§ **What is asked**: All of the material below is to be retyped exactly.

§ **Records**:
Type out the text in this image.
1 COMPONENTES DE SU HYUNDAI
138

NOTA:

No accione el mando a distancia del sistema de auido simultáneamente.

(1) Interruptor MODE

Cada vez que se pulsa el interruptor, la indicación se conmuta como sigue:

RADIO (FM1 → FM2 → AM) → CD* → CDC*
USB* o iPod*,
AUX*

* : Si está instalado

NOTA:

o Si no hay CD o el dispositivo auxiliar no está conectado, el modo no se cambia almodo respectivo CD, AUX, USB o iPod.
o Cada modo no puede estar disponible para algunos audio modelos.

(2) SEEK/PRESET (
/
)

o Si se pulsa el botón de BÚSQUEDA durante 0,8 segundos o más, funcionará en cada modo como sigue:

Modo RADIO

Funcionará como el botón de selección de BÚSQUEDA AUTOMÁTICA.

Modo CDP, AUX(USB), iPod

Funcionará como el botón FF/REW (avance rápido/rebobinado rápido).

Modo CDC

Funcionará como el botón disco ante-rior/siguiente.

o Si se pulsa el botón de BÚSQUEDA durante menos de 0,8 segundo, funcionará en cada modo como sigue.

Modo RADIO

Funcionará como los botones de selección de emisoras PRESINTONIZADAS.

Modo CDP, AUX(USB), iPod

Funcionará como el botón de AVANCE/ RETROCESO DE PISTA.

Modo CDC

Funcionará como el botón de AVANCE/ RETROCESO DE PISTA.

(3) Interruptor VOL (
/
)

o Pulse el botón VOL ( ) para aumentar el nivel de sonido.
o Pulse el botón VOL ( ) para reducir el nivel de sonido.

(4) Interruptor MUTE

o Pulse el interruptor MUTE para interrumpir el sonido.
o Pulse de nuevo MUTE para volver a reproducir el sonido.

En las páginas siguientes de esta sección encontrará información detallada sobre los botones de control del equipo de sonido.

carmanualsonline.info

§ **Exercise result**:
Type out the text in this image.
1 COMPONENTES DE SU HYUNDAI
138

NOTA:

No accione el mando a distancia del sistema de auido simultáneamente.

(1) Interruptor MODE

Cada vez que se pulsa el interruptor, la indicación se conmuta como sigue:

RADIO (FM1 → FM2 → AM) → CD* → CDC*
USB* o iPod*,
AUX*

* : Si está instalado

NOTA:

o Si no hay CD o el dispositivo auxiliar no está conectado, el modo no se cambia almodo respectivo CD, AUX, USB o iPod.
o Cada modo no puede estar disponible para algunos audio modelos.

(2) SEEK/PRESET (
/
)

o Si se pulsa el botón de BÚSQUEDA durante 0,8 segundos o más, funcionará en cada modo como sigue:

Modo RADIO

Funcionará como el botón de selección de BÚSQUEDA AUTOMÁTICA.

Modo CDP, AUX(USB), iPod

Funcionará como el botón FF/REW (avance rápido/rebobinado rápido).

Modo CDC

Funcionará como el botón disco ante-rior/siguiente.

o Si se pulsa el botón de BÚSQUEDA durante menos de 0,8 segundo, funcionará en cada modo como sigue.

Modo RADIO

Funcionará como los botones de selección de emisoras PRESINTONIZADAS.

Modo CDP, AUX(USB), iPod

Funcionará como el botón de AVANCE/ RETROCESO DE PISTA.

Modo CDC

Funcionará como el botón de AVANCE/ RETROCESO DE PISTA.

(3) Interruptor VOL (
/
)

o Pulse el botón VOL ( ) para aumentar el nivel de sonido.
o Pulse el botón VOL ( ) para reducir el nivel de sonido.

(4) Interruptor MUTE

o Pulse el interruptor MUTE para interrumpir el sonido.
o Pulse de nuevo MUTE para volver a reproducir el sonido.

En las páginas siguientes de esta sección encontrará información detallada sobre los botones de control del equipo de sonido.

carmanualsonline.info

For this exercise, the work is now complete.